Repeat each line of the material exactly.

Rows from a figure dataset
══════

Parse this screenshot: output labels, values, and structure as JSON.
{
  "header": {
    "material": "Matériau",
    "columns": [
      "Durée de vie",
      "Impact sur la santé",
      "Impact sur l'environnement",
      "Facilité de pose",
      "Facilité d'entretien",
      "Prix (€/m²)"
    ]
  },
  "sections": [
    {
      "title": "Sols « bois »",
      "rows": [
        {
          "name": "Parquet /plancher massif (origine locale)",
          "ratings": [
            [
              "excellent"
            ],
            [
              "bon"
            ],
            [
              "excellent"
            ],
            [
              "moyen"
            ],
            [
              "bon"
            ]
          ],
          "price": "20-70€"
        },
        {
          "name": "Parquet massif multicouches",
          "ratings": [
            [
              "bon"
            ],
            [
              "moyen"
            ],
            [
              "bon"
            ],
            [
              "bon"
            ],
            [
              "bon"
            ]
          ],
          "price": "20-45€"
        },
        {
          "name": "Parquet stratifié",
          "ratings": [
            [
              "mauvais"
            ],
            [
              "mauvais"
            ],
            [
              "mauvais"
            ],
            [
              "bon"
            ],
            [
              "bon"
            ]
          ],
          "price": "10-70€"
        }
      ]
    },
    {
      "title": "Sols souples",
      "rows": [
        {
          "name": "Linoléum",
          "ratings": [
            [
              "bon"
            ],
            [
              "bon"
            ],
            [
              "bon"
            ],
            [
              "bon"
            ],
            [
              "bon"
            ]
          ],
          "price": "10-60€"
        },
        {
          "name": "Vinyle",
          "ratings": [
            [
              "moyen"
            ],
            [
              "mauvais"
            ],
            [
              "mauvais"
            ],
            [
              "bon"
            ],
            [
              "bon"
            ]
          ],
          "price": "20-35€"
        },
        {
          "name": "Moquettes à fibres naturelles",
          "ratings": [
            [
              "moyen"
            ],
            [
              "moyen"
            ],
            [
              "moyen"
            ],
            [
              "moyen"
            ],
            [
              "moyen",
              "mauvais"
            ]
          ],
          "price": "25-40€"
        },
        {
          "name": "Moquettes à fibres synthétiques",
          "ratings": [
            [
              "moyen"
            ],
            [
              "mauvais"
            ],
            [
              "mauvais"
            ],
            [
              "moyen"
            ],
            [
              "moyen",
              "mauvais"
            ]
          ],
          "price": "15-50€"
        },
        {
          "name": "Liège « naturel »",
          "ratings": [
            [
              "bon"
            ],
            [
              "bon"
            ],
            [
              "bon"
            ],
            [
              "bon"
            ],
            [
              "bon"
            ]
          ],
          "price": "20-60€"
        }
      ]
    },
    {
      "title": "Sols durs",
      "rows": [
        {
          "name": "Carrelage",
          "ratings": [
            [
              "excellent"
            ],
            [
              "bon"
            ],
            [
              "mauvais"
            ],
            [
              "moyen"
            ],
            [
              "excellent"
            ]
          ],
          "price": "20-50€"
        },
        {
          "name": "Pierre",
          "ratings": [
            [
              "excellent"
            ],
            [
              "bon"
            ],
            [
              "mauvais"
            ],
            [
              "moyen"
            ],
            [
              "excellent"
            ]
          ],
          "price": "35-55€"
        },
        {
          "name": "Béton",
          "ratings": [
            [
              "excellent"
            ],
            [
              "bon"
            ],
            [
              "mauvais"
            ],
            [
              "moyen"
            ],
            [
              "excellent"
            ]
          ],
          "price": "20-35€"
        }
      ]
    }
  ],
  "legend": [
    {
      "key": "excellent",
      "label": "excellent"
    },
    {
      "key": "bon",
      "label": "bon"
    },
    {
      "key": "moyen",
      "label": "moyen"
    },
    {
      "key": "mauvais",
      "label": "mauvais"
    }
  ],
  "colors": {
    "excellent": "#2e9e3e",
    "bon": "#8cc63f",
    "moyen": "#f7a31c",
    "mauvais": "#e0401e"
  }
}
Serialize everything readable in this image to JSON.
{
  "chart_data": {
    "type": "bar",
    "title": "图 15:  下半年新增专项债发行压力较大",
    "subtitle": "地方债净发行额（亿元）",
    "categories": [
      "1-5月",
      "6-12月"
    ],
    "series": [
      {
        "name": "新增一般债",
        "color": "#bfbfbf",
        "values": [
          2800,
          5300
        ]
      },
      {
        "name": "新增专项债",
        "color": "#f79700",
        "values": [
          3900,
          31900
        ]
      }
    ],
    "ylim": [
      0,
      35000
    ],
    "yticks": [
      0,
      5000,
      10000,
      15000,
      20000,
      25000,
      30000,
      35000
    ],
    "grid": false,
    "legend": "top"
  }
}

══════

--- Solution for this problem ---
Parse this screenshot: output labels, values, and structure as JSON.
{
  "header": {
    "material": "Matériau",
    "columns": [
      "Durée de vie",
      "Impact sur la santé",
      "Impact sur l'environnement",
      "Facilité de pose",
      "Facilité d'entretien",
      "Prix (€/m²)"
    ]
  },
  "sections": [
    {
      "title": "Sols « bois »",
      "rows": [
        {
          "name": "Parquet /plancher massif (origine locale)",
          "ratings": [
            [
              "excellent"
            ],
            [
              "bon"
            ],
            [
              "excellent"
            ],
            [
              "moyen"
            ],
            [
              "bon"
            ]
          ],
          "price": "20-70€"
        },
        {
          "name": "Parquet massif multicouches",
          "ratings": [
            [
              "bon"
            ],
            [
              "moyen"
            ],
            [
              "bon"
            ],
            [
              "bon"
            ],
            [
              "bon"
            ]
          ],
          "price": "20-45€"
        },
        {
          "name": "Parquet stratifié",
          "ratings": [
            [
              "mauvais"
            ],
            [
              "mauvais"
            ],
            [
              "mauvais"
            ],
            [
              "bon"
            ],
            [
              "bon"
            ]
          ],
          "price": "10-70€"
        }
      ]
    },
    {
      "title": "Sols souples",
      "rows": [
        {
          "name": "Linoléum",
          "ratings": [
            [
              "bon"
            ],
            [
              "bon"
            ],
            [
              "bon"
            ],
            [
              "bon"
            ],
            [
              "bon"
            ]
          ],
          "price": "10-60€"
        },
        {
          "name": "Vinyle",
          "ratings": [
            [
              "moyen"
            ],
            [
              "mauvais"
            ],
            [
              "mauvais"
            ],
            [
              "bon"
            ],
            [
              "bon"
            ]
          ],
          "price": "20-35€"
        },
        {
          "name": "Moquettes à fibres naturelles",
          "ratings": [
            [
              "moyen"
            ],
            [
              "moyen"
            ],
            [
              "moyen"
            ],
            [
              "moyen"
            ],
            [
              "moyen",
              "mauvais"
            ]
          ],
          "price": "25-40€"
        },
        {
          "name": "Moquettes à fibres synthétiques",
          "ratings": [
            [
              "moyen"
            ],
            [
              "mauvais"
            ],
            [
              "mauvais"
            ],
            [
              "moyen"
            ],
            [
              "moyen",
              "mauvais"
            ]
          ],
          "price": "15-50€"
        },
        {
          "name": "Liège « naturel »",
          "ratings": [
            [
              "bon"
            ],
            [
              "bon"
            ],
            [
              "bon"
            ],
            [
              "bon"
            ],
            [
              "bon"
            ]
          ],
          "price": "20-60€"
        }
      ]
    },
    {
      "title": "Sols durs",
      "rows": [
        {
          "name": "Carrelage",
          "ratings": [
            [
              "excellent"
            ],
            [
              "bon"
            ],
            [
              "mauvais"
            ],
            [
              "moyen"
            ],
            [
              "excellent"
            ]
          ],
          "price": "20-50€"
        },
        {
          "name": "Pierre",
          "ratings": [
            [
              "excellent"
            ],
            [
              "bon"
            ],
            [
              "mauvais"
            ],
            [
              "moyen"
            ],
            [
              "excellent"
            ]
          ],
          "price": "35-55€"
        },
        {
          "name": "Béton",
          "ratings": [
            [
              "excellent"
            ],
            [
              "bon"
            ],
            [
              "mauvais"
            ],
            [
              "moyen"
            ],
            [
              "excellent"
            ]
          ],
          "price": "20-35€"
        }
      ]
    }
  ],
  "legend": [
    {
      "key": "excellent",
      "label": "excellent"
    },
    {
      "key": "bon",
      "label": "bon"
    },
    {
      "key": "moyen",
      "label": "moyen"
    },
    {
      "key": "mauvais",
      "label": "mauvais"
    }
  ],
  "colors": {
    "excellent": "#2e9e3e",
    "bon": "#8cc63f",
    "moyen": "#f7a31c",
    "mauvais": "#e0401e"
  }
}
Serialize everything readable in this image to JSON.
{
  "chart_data": {
    "type": "bar",
    "title": "图 15:  下半年新增专项债发行压力较大",
    "subtitle": "地方债净发行额（亿元）",
    "categories": [
      "1-5月",
      "6-12月"
    ],
    "series": [
      {
        "name": "新增一般债",
        "color": "#bfbfbf",
        "values": [
          2800,
          5300
        ]
      },
      {
        "name": "新增专项债",
        "color": "#f79700",
        "values": [
          3900,
          31900
        ]
      }
    ],
    "ylim": [
      0,
      35000
    ],
    "yticks": [
      0,
      5000,
      10000,
      15000,
      20000,
      25000,
      30000,
      35000
    ],
    "grid": false,
    "legend": "top"
  }
}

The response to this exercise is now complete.